Copy every line that holds "Mozilla".

• _Stored data_:
[start]
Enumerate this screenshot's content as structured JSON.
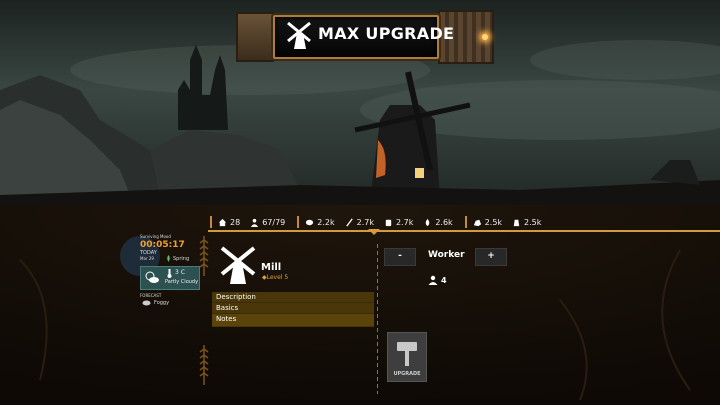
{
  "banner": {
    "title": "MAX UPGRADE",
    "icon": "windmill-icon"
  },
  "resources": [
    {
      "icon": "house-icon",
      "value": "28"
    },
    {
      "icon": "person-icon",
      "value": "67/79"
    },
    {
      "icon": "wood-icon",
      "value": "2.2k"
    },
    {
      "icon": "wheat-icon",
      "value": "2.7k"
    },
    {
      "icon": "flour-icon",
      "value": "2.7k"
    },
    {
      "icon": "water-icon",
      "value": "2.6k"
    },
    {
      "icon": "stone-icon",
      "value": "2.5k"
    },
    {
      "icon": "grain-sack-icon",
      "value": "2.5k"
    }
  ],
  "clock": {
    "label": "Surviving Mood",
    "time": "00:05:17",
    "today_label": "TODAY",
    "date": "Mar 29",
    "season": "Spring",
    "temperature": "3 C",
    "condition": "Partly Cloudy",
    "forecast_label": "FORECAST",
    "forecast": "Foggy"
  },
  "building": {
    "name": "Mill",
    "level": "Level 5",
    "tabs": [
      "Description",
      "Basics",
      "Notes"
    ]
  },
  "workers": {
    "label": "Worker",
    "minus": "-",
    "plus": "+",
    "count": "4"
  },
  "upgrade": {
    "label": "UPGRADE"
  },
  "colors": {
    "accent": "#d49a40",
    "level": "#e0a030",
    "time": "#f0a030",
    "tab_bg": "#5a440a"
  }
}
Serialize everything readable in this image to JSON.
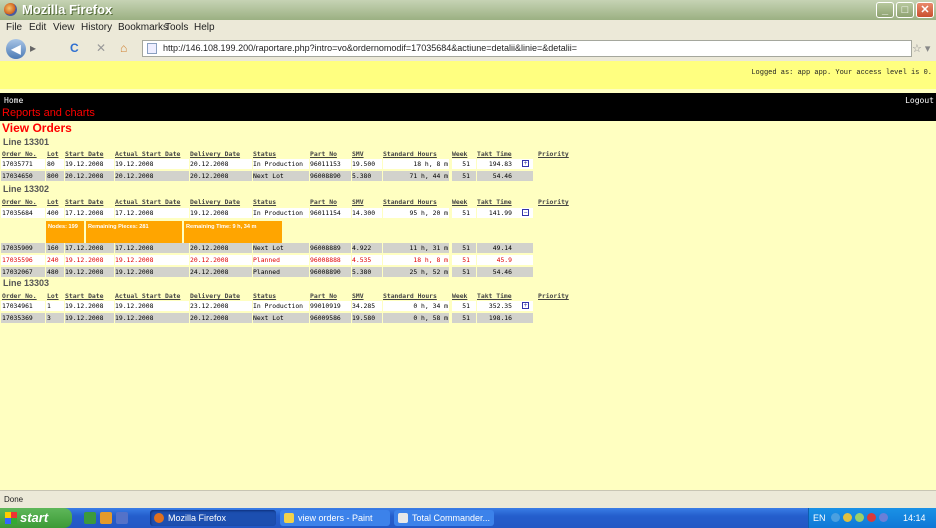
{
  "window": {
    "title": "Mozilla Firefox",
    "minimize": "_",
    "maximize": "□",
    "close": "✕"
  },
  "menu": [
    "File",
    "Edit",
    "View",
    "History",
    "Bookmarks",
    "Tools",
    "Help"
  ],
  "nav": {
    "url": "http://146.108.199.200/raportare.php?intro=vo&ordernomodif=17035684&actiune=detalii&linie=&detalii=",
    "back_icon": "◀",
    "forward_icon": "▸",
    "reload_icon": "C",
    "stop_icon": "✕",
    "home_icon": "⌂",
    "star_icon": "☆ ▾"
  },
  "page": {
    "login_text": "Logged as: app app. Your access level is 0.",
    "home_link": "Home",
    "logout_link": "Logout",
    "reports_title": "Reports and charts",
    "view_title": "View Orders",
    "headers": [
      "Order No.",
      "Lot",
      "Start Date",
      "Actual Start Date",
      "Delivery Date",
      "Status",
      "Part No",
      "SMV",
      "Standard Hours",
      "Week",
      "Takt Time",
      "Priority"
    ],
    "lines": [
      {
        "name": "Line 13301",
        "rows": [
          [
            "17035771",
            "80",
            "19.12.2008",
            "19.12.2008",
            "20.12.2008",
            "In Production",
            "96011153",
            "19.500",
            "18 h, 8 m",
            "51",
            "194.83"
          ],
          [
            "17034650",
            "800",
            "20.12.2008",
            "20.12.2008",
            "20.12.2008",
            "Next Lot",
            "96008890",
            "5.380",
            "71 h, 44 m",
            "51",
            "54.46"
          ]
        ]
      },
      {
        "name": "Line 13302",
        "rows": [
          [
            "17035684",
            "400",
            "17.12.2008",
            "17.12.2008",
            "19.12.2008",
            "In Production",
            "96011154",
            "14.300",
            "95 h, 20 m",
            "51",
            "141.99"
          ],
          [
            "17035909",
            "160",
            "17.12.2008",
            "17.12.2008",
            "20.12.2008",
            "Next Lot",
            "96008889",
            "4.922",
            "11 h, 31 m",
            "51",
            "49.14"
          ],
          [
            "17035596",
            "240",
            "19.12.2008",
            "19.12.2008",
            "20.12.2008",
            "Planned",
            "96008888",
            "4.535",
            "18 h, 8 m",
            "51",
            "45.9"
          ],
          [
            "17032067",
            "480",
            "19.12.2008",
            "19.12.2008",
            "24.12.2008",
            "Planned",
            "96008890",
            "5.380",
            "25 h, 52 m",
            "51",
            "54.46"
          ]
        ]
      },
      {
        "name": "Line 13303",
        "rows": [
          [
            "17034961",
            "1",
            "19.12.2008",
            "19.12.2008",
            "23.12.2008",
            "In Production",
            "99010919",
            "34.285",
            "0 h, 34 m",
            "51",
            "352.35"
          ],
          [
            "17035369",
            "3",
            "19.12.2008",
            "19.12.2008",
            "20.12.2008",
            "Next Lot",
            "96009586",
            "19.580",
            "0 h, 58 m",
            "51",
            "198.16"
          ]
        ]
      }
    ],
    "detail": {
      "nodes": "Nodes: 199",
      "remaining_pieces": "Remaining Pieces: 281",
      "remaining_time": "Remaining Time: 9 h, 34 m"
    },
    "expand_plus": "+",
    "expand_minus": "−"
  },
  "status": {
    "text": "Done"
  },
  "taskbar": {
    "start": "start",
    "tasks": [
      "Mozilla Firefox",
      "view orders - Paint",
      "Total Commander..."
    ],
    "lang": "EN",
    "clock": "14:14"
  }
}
[end]
• _REPLY TO THE TASK_:
    "title": "Mozilla Firefox",
      "Mozilla Firefox",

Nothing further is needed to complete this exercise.